[Dataset records on visual material]
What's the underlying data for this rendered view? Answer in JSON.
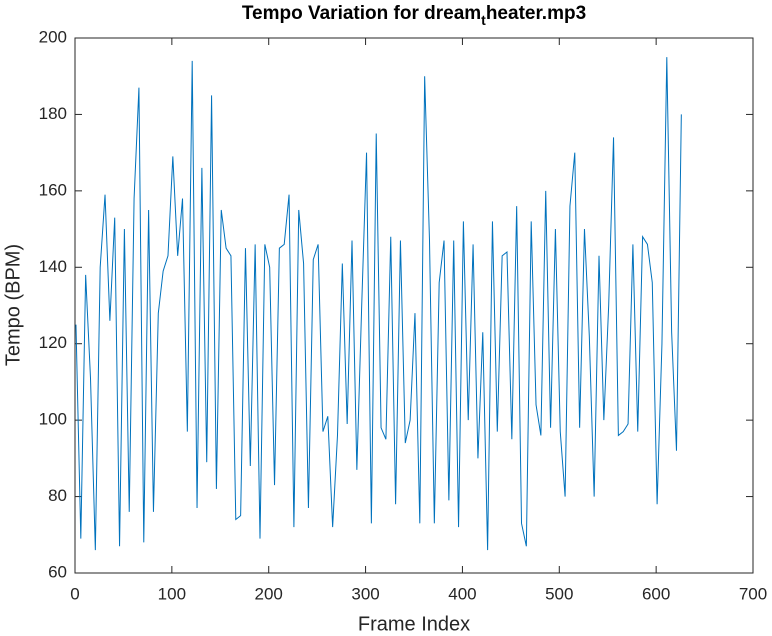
{
  "chart_data": {
    "type": "line",
    "title_parts": [
      "Tempo Variation for dream",
      "t",
      "heater.mp3"
    ],
    "xlabel": "Frame Index",
    "ylabel": "Tempo (BPM)",
    "xlim": [
      0,
      700
    ],
    "xticks": [
      0,
      100,
      200,
      300,
      400,
      500,
      600,
      700
    ],
    "ylim": [
      60,
      200
    ],
    "yticks": [
      60,
      80,
      100,
      120,
      140,
      160,
      180,
      200
    ],
    "series": [
      {
        "color": "#0072bd",
        "x": [
          1,
          6,
          11,
          16,
          21,
          26,
          31,
          36,
          41,
          46,
          51,
          56,
          61,
          66,
          71,
          76,
          81,
          86,
          91,
          96,
          101,
          106,
          111,
          116,
          121,
          126,
          131,
          136,
          141,
          146,
          151,
          156,
          161,
          166,
          171,
          176,
          181,
          186,
          191,
          196,
          201,
          206,
          211,
          216,
          221,
          226,
          231,
          236,
          241,
          246,
          251,
          256,
          261,
          266,
          271,
          276,
          281,
          286,
          291,
          296,
          301,
          306,
          311,
          316,
          321,
          326,
          331,
          336,
          341,
          346,
          351,
          356,
          361,
          366,
          371,
          376,
          381,
          386,
          391,
          396,
          401,
          406,
          411,
          416,
          421,
          426,
          431,
          436,
          441,
          446,
          451,
          456,
          461,
          466,
          471,
          476,
          481,
          486,
          491,
          496,
          501,
          506,
          511,
          516,
          521,
          526,
          531,
          536,
          541,
          546,
          551,
          556,
          561,
          566,
          571,
          576,
          581,
          586,
          591,
          596,
          601,
          606,
          611,
          616,
          621,
          626
        ],
        "values": [
          125,
          69,
          138,
          111,
          66,
          140,
          159,
          126,
          153,
          67,
          150,
          76,
          158,
          187,
          68,
          155,
          76,
          128,
          139,
          143,
          169,
          143,
          158,
          97,
          194,
          77,
          166,
          89,
          185,
          82,
          155,
          145,
          143,
          74,
          75,
          145,
          88,
          146,
          69,
          146,
          140,
          83,
          145,
          146,
          159,
          72,
          155,
          141,
          77,
          142,
          146,
          97,
          101,
          72,
          96,
          141,
          99,
          147,
          87,
          130,
          170,
          73,
          175,
          98,
          95,
          148,
          78,
          147,
          94,
          100,
          128,
          73,
          190,
          147,
          73,
          136,
          147,
          79,
          147,
          72,
          152,
          100,
          146,
          90,
          123,
          66,
          152,
          97,
          143,
          144,
          95,
          156,
          73,
          67,
          152,
          104,
          96,
          160,
          98,
          150,
          97,
          80,
          156,
          170,
          98,
          150,
          122,
          80,
          143,
          100,
          130,
          174,
          96,
          97,
          99,
          146,
          97,
          148,
          146,
          136,
          78,
          120,
          195,
          123,
          92,
          180
        ]
      }
    ]
  }
}
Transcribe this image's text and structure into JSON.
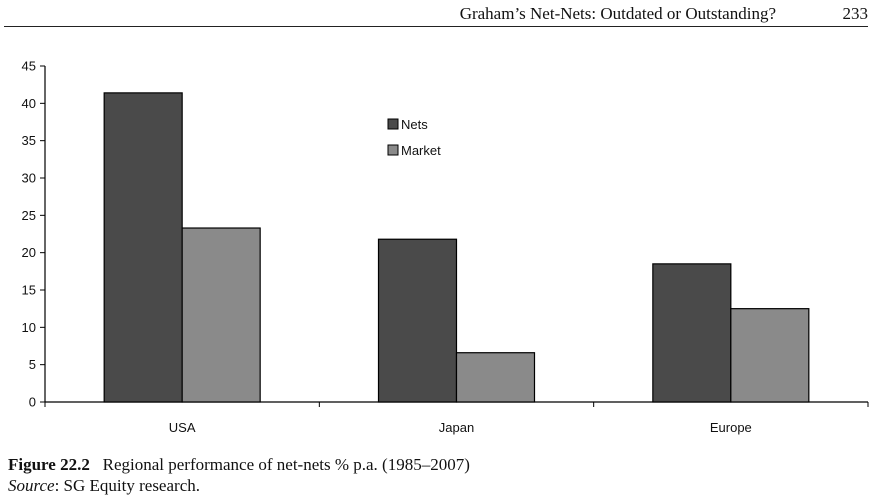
{
  "header": {
    "running_title": "Graham’s Net-Nets: Outdated or Outstanding?",
    "page_number": "233"
  },
  "caption": {
    "figure_label": "Figure 22.2",
    "figure_text": "Regional performance of net-nets % p.a. (1985–2007)",
    "source_label": "Source",
    "source_text": ": SG Equity research."
  },
  "chart_data": {
    "type": "bar",
    "title": "",
    "xlabel": "",
    "ylabel": "",
    "categories": [
      "USA",
      "Japan",
      "Europe"
    ],
    "series": [
      {
        "name": "Nets",
        "values": [
          41.4,
          21.8,
          18.5
        ],
        "color": "#4a4a4a"
      },
      {
        "name": "Market",
        "values": [
          23.3,
          6.6,
          12.5
        ],
        "color": "#8a8a8a"
      }
    ],
    "ylim": [
      0,
      45
    ],
    "yticks": [
      "0",
      "5",
      "10",
      "15",
      "20",
      "25",
      "30",
      "35",
      "40",
      "45"
    ],
    "grid": false,
    "legend": "upper-center"
  }
}
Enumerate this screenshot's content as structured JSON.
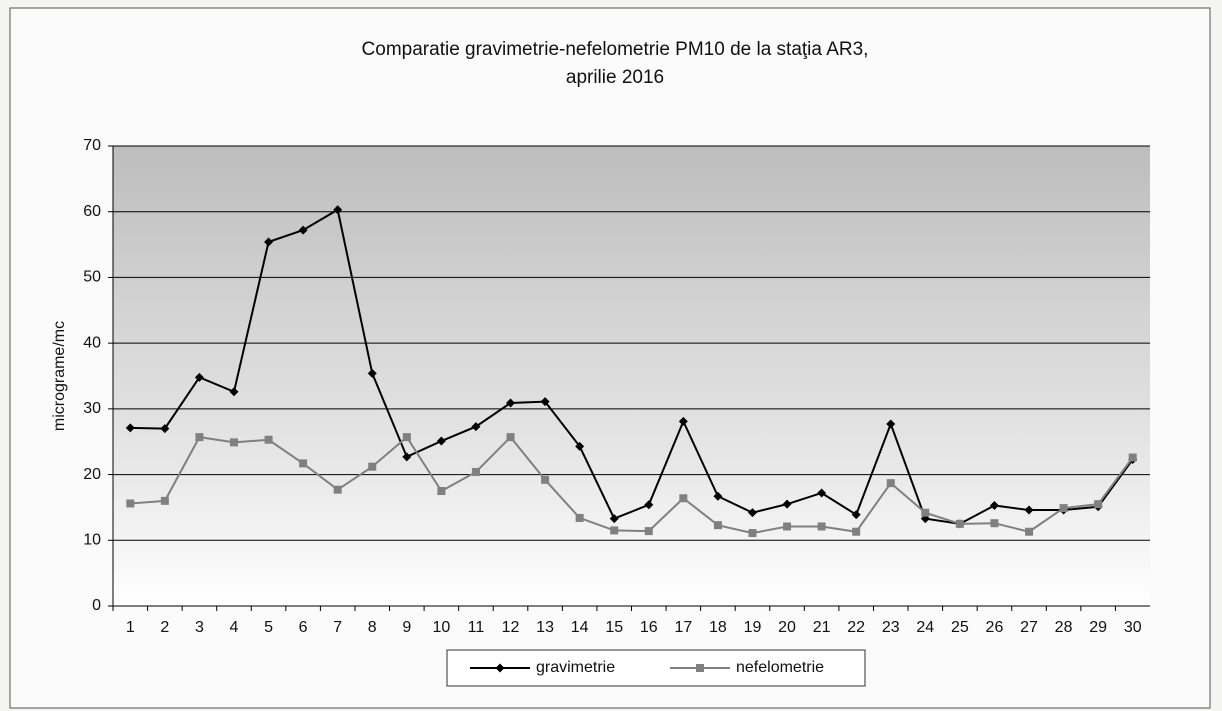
{
  "chart_data": {
    "type": "line",
    "title": [
      "Comparatie gravimetrie-nefelometrie PM10 de la staţia AR3,",
      "aprilie 2016"
    ],
    "y_label": "micrograme/mc",
    "categories": [
      "1",
      "2",
      "3",
      "4",
      "5",
      "6",
      "7",
      "8",
      "9",
      "10",
      "11",
      "12",
      "13",
      "14",
      "15",
      "16",
      "17",
      "18",
      "19",
      "20",
      "21",
      "22",
      "23",
      "24",
      "25",
      "26",
      "27",
      "28",
      "29",
      "30"
    ],
    "series": [
      {
        "name": "gravimetrie",
        "color": "#000000",
        "marker": "diamond",
        "values": [
          27.1,
          27.0,
          34.8,
          32.6,
          55.4,
          57.2,
          60.3,
          35.4,
          22.7,
          25.1,
          27.3,
          30.9,
          31.1,
          24.3,
          13.3,
          15.4,
          28.1,
          16.7,
          14.2,
          15.5,
          17.2,
          13.9,
          27.7,
          13.3,
          12.5,
          15.3,
          14.6,
          14.6,
          15.1,
          22.3
        ]
      },
      {
        "name": "nefelometrie",
        "color": "#808080",
        "marker": "square",
        "values": [
          15.6,
          16.0,
          25.7,
          24.9,
          25.3,
          21.7,
          17.7,
          21.2,
          25.7,
          17.5,
          20.4,
          25.7,
          19.2,
          13.4,
          11.5,
          11.4,
          16.4,
          12.3,
          11.1,
          12.1,
          12.1,
          11.3,
          18.7,
          14.2,
          12.5,
          12.6,
          11.3,
          14.9,
          15.5,
          22.6
        ]
      }
    ],
    "ylim": [
      0,
      70
    ],
    "yticks": [
      0,
      10,
      20,
      30,
      40,
      50,
      60,
      70
    ],
    "grid": true
  }
}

* What to produce
Set down all the entries exactly as they appear, but skip any pictures.

* Exercise output
What's the underlying data for this rendered view? Answer in JSON.
{
  "chart_data": {
    "type": "line",
    "title_parts": [
      "Tempo Variation for dream",
      "t",
      "heater.mp3"
    ],
    "xlabel": "Frame Index",
    "ylabel": "Tempo (BPM)",
    "xlim": [
      0,
      700
    ],
    "xticks": [
      0,
      100,
      200,
      300,
      400,
      500,
      600,
      700
    ],
    "ylim": [
      60,
      200
    ],
    "yticks": [
      60,
      80,
      100,
      120,
      140,
      160,
      180,
      200
    ],
    "series": [
      {
        "color": "#0072bd",
        "x": [
          1,
          6,
          11,
          16,
          21,
          26,
          31,
          36,
          41,
          46,
          51,
          56,
          61,
          66,
          71,
          76,
          81,
          86,
          91,
          96,
          101,
          106,
          111,
          116,
          121,
          126,
          131,
          136,
          141,
          146,
          151,
          156,
          161,
          166,
          171,
          176,
          181,
          186,
          191,
          196,
          201,
          206,
          211,
          216,
          221,
          226,
          231,
          236,
          241,
          246,
          251,
          256,
          261,
          266,
          271,
          276,
          281,
          286,
          291,
          296,
          301,
          306,
          311,
          316,
          321,
          326,
          331,
          336,
          341,
          346,
          351,
          356,
          361,
          366,
          371,
          376,
          381,
          386,
          391,
          396,
          401,
          406,
          411,
          416,
          421,
          426,
          431,
          436,
          441,
          446,
          451,
          456,
          461,
          466,
          471,
          476,
          481,
          486,
          491,
          496,
          501,
          506,
          511,
          516,
          521,
          526,
          531,
          536,
          541,
          546,
          551,
          556,
          561,
          566,
          571,
          576,
          581,
          586,
          591,
          596,
          601,
          606,
          611,
          616,
          621,
          626
        ],
        "values": [
          125,
          69,
          138,
          111,
          66,
          140,
          159,
          126,
          153,
          67,
          150,
          76,
          158,
          187,
          68,
          155,
          76,
          128,
          139,
          143,
          169,
          143,
          158,
          97,
          194,
          77,
          166,
          89,
          185,
          82,
          155,
          145,
          143,
          74,
          75,
          145,
          88,
          146,
          69,
          146,
          140,
          83,
          145,
          146,
          159,
          72,
          155,
          141,
          77,
          142,
          146,
          97,
          101,
          72,
          96,
          141,
          99,
          147,
          87,
          130,
          170,
          73,
          175,
          98,
          95,
          148,
          78,
          147,
          94,
          100,
          128,
          73,
          190,
          147,
          73,
          136,
          147,
          79,
          147,
          72,
          152,
          100,
          146,
          90,
          123,
          66,
          152,
          97,
          143,
          144,
          95,
          156,
          73,
          67,
          152,
          104,
          96,
          160,
          98,
          150,
          97,
          80,
          156,
          170,
          98,
          150,
          122,
          80,
          143,
          100,
          130,
          174,
          96,
          97,
          99,
          146,
          97,
          148,
          146,
          136,
          78,
          120,
          195,
          123,
          92,
          180
        ]
      }
    ]
  }
}
Transcribe this image's text and structure into JSON.
{
  "header": {
    "running_title": "Graham’s Net-Nets: Outdated or Outstanding?",
    "page_number": "233"
  },
  "caption": {
    "figure_label": "Figure 22.2",
    "figure_text": "Regional performance of net-nets % p.a. (1985–2007)",
    "source_label": "Source",
    "source_text": ": SG Equity research."
  },
  "chart_data": {
    "type": "bar",
    "title": "",
    "xlabel": "",
    "ylabel": "",
    "categories": [
      "USA",
      "Japan",
      "Europe"
    ],
    "series": [
      {
        "name": "Nets",
        "values": [
          41.4,
          21.8,
          18.5
        ],
        "color": "#4a4a4a"
      },
      {
        "name": "Market",
        "values": [
          23.3,
          6.6,
          12.5
        ],
        "color": "#8a8a8a"
      }
    ],
    "ylim": [
      0,
      45
    ],
    "yticks": [
      "0",
      "5",
      "10",
      "15",
      "20",
      "25",
      "30",
      "35",
      "40",
      "45"
    ],
    "grid": false,
    "legend": "upper-center"
  }
}
Enumerate this screenshot's content as structured JSON.
{
  "chart_data": {
    "type": "line",
    "title": [
      "Comparatie gravimetrie-nefelometrie PM10 de la staţia AR3,",
      "aprilie 2016"
    ],
    "y_label": "micrograme/mc",
    "categories": [
      "1",
      "2",
      "3",
      "4",
      "5",
      "6",
      "7",
      "8",
      "9",
      "10",
      "11",
      "12",
      "13",
      "14",
      "15",
      "16",
      "17",
      "18",
      "19",
      "20",
      "21",
      "22",
      "23",
      "24",
      "25",
      "26",
      "27",
      "28",
      "29",
      "30"
    ],
    "series": [
      {
        "name": "gravimetrie",
        "color": "#000000",
        "marker": "diamond",
        "values": [
          27.1,
          27.0,
          34.8,
          32.6,
          55.4,
          57.2,
          60.3,
          35.4,
          22.7,
          25.1,
          27.3,
          30.9,
          31.1,
          24.3,
          13.3,
          15.4,
          28.1,
          16.7,
          14.2,
          15.5,
          17.2,
          13.9,
          27.7,
          13.3,
          12.5,
          15.3,
          14.6,
          14.6,
          15.1,
          22.3
        ]
      },
      {
        "name": "nefelometrie",
        "color": "#808080",
        "marker": "square",
        "values": [
          15.6,
          16.0,
          25.7,
          24.9,
          25.3,
          21.7,
          17.7,
          21.2,
          25.7,
          17.5,
          20.4,
          25.7,
          19.2,
          13.4,
          11.5,
          11.4,
          16.4,
          12.3,
          11.1,
          12.1,
          12.1,
          11.3,
          18.7,
          14.2,
          12.5,
          12.6,
          11.3,
          14.9,
          15.5,
          22.6
        ]
      }
    ],
    "ylim": [
      0,
      70
    ],
    "yticks": [
      0,
      10,
      20,
      30,
      40,
      50,
      60,
      70
    ],
    "grid": true
  }
}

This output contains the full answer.